— start —

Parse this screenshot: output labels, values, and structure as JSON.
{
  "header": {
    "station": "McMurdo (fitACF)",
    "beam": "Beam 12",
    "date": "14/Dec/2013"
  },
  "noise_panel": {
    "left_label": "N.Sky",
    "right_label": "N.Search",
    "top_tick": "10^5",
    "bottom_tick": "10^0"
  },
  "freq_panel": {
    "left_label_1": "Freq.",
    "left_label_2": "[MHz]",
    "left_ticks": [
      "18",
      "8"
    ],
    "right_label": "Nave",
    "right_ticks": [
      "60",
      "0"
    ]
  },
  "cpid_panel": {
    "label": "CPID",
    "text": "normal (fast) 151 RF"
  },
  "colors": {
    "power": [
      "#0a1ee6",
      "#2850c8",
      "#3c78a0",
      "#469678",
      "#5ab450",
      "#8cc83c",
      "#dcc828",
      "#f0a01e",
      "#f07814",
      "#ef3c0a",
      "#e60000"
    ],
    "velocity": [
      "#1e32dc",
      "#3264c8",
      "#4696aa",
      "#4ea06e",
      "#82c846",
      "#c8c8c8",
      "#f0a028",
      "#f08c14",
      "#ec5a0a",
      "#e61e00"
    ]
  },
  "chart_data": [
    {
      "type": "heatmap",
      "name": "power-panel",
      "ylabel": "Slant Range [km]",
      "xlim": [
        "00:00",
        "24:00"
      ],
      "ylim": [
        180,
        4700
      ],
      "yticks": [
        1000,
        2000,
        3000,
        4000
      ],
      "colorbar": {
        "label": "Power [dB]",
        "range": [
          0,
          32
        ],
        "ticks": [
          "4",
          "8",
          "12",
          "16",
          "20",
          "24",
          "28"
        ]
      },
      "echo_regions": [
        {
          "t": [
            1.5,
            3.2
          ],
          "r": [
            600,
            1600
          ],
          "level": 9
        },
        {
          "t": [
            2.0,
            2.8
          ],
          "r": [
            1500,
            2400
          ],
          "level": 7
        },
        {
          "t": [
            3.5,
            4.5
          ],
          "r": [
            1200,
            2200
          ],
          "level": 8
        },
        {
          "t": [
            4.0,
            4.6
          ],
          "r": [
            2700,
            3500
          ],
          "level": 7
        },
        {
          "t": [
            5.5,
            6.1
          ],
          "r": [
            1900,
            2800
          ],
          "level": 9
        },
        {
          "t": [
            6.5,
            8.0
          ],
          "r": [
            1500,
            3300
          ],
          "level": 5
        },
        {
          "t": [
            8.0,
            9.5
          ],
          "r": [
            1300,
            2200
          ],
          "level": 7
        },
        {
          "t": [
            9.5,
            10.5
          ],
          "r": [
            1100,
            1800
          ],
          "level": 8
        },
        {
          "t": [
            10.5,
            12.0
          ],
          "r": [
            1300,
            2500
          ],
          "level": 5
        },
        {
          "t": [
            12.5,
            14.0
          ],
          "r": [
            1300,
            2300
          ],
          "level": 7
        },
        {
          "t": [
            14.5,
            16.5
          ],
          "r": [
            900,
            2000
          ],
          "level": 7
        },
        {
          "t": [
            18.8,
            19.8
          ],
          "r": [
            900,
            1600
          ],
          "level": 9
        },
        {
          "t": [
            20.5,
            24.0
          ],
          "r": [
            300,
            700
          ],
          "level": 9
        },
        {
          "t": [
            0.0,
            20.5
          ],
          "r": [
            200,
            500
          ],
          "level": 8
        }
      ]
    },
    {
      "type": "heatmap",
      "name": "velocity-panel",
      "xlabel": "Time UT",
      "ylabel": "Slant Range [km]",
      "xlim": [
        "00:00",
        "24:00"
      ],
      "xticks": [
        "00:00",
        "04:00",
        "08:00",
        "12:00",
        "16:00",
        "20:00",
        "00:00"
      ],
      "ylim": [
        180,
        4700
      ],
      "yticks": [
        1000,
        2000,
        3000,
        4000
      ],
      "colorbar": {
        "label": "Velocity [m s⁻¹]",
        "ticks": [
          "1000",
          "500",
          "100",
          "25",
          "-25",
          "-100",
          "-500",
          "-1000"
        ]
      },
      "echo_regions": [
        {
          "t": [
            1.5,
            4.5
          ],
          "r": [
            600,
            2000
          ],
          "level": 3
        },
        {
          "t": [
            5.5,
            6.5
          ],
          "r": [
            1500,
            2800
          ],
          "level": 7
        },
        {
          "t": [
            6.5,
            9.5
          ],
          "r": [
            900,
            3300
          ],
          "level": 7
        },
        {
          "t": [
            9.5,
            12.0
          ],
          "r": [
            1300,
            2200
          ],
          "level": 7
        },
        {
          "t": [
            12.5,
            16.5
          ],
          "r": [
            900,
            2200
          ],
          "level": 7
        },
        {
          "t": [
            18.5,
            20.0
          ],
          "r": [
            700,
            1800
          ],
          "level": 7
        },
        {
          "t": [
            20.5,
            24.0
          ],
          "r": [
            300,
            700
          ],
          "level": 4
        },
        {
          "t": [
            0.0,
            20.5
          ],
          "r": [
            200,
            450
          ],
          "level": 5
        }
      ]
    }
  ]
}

— end —

_Do this_
Report each line of the material above where the word "name" appears.

_The result_
      "name": "power-panel",
      "name": "velocity-panel",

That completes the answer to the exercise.